- **Goal**:
Restate the entire listing word for word.

- **Recorded data**:
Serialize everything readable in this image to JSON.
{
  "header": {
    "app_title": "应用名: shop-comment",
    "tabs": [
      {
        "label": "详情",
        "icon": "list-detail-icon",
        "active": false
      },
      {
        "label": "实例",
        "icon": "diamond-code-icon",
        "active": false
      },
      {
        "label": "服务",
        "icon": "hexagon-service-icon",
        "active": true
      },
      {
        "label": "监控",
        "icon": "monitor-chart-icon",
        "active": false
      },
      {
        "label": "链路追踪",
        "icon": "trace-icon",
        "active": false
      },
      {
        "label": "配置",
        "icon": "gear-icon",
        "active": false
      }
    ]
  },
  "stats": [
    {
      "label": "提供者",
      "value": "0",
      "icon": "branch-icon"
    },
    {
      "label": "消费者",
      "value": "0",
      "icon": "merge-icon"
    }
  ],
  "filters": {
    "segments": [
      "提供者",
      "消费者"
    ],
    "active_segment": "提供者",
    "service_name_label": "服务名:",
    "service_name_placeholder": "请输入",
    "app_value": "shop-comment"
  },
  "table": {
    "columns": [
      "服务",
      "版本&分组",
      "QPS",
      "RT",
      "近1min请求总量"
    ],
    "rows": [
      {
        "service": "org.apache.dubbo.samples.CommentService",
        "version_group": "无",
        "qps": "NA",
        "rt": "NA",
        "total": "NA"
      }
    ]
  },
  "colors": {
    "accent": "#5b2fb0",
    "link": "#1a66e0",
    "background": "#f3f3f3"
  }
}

- **Response to this exercise**:
Serialize everything readable in this image to JSON.
{
  "header": {
    "app_title": "应用名: shop-comment",
    "tabs": [
      {
        "label": "详情",
        "icon": "list-detail-icon",
        "active": false
      },
      {
        "label": "实例",
        "icon": "diamond-code-icon",
        "active": false
      },
      {
        "label": "服务",
        "icon": "hexagon-service-icon",
        "active": true
      },
      {
        "label": "监控",
        "icon": "monitor-chart-icon",
        "active": false
      },
      {
        "label": "链路追踪",
        "icon": "trace-icon",
        "active": false
      },
      {
        "label": "配置",
        "icon": "gear-icon",
        "active": false
      }
    ]
  },
  "stats": [
    {
      "label": "提供者",
      "value": "0",
      "icon": "branch-icon"
    },
    {
      "label": "消费者",
      "value": "0",
      "icon": "merge-icon"
    }
  ],
  "filters": {
    "segments": [
      "提供者",
      "消费者"
    ],
    "active_segment": "提供者",
    "service_name_label": "服务名:",
    "service_name_placeholder": "请输入",
    "app_value": "shop-comment"
  },
  "table": {
    "columns": [
      "服务",
      "版本&分组",
      "QPS",
      "RT",
      "近1min请求总量"
    ],
    "rows": [
      {
        "service": "org.apache.dubbo.samples.CommentService",
        "version_group": "无",
        "qps": "NA",
        "rt": "NA",
        "total": "NA"
      }
    ]
  },
  "colors": {
    "accent": "#5b2fb0",
    "link": "#1a66e0",
    "background": "#f3f3f3"
  }
}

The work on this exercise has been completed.